Set task
Give only the number of lines that hold the word "wandering".

Data extract
┌──
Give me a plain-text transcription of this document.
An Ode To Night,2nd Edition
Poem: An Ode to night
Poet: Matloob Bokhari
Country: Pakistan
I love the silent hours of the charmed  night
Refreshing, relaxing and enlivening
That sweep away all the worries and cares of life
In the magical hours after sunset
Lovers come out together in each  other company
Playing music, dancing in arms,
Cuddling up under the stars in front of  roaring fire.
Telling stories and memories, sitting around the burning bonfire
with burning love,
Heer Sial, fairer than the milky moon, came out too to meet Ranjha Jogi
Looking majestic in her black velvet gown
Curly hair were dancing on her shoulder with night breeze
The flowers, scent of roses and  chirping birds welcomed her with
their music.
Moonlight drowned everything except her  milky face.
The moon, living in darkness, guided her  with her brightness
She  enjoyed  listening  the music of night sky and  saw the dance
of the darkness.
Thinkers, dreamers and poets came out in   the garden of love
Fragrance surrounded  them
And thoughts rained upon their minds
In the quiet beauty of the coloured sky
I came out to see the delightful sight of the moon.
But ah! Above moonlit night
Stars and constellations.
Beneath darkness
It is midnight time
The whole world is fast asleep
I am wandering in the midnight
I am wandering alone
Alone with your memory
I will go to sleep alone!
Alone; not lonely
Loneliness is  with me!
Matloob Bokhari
└──
┌──
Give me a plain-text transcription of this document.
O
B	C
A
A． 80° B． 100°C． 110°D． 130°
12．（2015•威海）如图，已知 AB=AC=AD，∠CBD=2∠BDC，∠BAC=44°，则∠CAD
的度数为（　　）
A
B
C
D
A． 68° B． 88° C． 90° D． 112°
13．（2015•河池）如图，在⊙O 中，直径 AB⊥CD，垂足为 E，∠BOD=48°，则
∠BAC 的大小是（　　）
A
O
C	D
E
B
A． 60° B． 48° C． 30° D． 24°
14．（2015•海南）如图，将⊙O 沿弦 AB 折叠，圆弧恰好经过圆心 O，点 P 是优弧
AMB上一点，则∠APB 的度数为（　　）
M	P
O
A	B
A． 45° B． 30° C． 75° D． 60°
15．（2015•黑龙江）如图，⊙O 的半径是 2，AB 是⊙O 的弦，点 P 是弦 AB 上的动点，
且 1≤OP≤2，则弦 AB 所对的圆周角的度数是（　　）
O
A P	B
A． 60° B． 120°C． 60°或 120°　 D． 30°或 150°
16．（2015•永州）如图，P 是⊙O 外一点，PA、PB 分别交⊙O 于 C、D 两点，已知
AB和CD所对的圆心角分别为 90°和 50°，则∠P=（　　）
└──
┌──
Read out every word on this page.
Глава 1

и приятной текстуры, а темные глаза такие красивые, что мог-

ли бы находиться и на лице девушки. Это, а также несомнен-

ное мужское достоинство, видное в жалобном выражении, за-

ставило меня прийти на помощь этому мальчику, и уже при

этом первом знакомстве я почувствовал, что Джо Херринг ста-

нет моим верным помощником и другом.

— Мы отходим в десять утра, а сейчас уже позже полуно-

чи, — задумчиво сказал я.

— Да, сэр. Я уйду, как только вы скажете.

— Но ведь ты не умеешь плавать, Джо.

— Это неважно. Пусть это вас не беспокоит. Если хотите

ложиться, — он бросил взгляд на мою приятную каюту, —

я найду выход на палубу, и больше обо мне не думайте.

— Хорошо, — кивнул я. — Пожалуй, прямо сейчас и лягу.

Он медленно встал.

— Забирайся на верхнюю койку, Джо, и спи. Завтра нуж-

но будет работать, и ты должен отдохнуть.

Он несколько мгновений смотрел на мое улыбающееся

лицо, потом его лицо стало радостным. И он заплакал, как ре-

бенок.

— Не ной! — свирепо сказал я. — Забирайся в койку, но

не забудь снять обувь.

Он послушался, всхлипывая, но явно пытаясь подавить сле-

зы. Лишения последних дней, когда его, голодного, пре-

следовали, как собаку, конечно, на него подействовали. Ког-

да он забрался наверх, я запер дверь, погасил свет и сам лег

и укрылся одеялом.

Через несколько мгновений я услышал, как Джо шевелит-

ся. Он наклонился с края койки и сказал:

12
└──
Expected answer
2